### [Problem]
Scan the data below. Pull out each line where "ylabel" occurs.
*** Source material
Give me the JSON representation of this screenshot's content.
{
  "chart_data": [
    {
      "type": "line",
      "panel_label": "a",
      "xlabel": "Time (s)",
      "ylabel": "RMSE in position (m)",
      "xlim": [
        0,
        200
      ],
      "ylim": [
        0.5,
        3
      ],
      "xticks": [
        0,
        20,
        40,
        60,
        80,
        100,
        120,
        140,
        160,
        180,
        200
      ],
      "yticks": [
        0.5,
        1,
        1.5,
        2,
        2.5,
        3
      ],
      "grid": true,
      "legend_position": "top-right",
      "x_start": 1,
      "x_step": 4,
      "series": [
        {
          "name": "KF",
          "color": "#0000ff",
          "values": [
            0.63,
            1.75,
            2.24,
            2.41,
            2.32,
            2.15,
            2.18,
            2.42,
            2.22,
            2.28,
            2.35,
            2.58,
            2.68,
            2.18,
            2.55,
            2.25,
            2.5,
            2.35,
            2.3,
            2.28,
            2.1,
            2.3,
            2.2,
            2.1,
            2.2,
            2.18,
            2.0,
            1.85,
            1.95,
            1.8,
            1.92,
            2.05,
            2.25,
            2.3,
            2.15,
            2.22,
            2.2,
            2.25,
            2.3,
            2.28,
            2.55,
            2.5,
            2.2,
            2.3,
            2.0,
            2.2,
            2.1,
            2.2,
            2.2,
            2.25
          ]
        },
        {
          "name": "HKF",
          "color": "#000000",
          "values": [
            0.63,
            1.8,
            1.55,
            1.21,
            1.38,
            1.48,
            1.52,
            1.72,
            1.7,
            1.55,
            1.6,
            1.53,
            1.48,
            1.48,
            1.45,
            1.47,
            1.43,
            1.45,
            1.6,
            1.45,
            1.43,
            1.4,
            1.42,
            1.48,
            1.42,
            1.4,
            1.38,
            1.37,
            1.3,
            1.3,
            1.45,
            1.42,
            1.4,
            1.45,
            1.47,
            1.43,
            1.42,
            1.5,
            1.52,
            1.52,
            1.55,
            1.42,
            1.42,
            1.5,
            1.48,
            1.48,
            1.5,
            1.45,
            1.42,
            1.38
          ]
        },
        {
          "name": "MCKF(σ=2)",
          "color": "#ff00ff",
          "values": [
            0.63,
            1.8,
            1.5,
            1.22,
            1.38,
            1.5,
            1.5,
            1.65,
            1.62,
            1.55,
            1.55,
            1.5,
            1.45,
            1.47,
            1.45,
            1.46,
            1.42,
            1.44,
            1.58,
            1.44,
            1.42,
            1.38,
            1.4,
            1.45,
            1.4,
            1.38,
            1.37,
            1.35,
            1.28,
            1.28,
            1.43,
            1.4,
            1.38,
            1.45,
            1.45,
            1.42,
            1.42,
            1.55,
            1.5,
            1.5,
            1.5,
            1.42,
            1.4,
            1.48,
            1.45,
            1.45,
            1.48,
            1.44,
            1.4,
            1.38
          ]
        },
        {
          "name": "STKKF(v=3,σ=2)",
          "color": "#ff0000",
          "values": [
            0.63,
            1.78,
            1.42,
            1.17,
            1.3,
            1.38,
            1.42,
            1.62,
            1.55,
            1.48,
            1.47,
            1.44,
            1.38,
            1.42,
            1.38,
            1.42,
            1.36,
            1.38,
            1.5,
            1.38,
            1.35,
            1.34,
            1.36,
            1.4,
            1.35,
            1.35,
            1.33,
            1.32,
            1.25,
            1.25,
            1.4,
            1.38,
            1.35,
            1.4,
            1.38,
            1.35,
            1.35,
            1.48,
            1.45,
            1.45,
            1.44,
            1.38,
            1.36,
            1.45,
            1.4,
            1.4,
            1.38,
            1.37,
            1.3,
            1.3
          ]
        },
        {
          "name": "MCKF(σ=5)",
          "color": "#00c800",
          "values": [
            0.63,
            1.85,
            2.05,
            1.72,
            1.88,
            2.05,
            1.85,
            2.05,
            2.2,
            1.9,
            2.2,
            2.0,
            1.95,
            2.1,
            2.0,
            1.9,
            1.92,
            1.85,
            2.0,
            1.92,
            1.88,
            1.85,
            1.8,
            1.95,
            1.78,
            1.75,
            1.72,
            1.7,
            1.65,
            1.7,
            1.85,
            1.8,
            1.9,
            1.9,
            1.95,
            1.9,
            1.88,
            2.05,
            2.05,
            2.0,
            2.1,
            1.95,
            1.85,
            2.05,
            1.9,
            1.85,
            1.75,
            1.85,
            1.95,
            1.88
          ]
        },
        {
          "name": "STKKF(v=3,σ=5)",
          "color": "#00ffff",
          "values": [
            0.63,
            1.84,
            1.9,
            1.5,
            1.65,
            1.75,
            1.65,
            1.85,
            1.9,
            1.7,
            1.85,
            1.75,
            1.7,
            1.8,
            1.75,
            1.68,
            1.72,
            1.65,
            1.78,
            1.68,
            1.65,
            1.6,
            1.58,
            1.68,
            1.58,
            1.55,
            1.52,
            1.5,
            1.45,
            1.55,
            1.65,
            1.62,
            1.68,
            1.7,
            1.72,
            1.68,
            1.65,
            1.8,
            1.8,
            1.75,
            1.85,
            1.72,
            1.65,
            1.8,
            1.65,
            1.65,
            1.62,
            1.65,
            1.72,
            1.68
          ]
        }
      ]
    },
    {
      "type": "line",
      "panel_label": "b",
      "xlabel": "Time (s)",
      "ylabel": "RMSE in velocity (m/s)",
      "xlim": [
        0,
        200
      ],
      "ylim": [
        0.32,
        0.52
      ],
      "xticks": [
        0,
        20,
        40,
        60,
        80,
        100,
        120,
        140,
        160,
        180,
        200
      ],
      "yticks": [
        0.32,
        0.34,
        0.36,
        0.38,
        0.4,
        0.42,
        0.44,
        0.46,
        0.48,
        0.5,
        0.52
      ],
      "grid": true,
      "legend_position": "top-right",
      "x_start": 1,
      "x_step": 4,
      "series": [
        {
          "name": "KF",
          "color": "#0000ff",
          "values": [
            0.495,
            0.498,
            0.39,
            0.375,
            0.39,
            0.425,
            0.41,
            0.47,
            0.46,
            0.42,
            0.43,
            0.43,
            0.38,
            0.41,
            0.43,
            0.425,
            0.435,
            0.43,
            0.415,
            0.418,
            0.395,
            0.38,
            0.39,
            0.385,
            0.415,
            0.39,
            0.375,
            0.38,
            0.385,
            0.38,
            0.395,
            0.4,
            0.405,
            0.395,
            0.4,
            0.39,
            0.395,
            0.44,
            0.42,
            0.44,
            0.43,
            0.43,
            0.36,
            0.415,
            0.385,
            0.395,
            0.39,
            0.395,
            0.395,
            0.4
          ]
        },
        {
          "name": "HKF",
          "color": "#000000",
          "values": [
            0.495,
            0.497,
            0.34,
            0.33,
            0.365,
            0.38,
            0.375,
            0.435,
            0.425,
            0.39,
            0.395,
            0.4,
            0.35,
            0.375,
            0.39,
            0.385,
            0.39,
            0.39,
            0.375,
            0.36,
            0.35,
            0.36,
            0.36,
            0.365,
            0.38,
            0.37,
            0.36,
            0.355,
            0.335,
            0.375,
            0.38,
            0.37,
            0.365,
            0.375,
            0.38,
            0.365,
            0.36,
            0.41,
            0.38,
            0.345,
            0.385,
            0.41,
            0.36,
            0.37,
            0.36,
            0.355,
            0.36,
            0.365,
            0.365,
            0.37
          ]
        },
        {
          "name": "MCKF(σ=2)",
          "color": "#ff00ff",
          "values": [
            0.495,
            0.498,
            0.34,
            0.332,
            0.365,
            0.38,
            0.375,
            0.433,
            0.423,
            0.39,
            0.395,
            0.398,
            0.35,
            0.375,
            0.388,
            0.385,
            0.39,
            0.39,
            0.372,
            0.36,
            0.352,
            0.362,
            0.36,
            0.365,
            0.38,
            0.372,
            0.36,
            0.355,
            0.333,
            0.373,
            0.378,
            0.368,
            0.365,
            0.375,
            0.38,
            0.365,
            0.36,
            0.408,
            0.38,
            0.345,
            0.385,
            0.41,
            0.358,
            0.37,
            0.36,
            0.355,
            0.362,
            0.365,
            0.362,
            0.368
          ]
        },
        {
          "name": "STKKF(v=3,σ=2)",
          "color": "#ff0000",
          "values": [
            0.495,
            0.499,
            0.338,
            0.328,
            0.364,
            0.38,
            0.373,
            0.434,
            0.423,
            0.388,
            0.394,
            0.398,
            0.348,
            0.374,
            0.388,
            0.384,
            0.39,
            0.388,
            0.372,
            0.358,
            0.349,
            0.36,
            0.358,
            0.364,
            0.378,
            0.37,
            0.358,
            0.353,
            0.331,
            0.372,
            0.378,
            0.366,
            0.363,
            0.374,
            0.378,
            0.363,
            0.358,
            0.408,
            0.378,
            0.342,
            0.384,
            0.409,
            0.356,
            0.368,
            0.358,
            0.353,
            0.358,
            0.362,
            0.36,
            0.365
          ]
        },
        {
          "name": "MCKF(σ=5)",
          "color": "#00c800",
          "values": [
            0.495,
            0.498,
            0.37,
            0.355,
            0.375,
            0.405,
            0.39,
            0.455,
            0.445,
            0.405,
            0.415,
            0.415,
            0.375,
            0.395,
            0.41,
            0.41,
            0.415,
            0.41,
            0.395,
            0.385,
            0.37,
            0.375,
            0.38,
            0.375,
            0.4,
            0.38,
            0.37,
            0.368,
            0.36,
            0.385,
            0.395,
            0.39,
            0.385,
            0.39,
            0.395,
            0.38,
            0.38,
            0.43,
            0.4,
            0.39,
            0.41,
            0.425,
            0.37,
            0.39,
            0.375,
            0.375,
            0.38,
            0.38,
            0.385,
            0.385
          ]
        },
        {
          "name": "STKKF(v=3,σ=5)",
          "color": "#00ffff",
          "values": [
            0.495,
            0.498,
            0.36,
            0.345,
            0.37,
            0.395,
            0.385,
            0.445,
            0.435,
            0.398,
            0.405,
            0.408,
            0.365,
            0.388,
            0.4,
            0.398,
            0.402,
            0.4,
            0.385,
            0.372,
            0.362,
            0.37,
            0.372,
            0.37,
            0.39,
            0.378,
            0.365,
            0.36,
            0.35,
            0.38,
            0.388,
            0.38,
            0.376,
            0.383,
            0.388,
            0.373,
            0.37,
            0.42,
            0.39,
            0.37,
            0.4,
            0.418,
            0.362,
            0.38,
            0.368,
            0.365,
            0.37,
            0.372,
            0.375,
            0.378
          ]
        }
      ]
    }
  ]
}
******
### [Final result]
      "ylabel": "RMSE in position (m)",
      "ylabel": "RMSE in velocity (m/s)",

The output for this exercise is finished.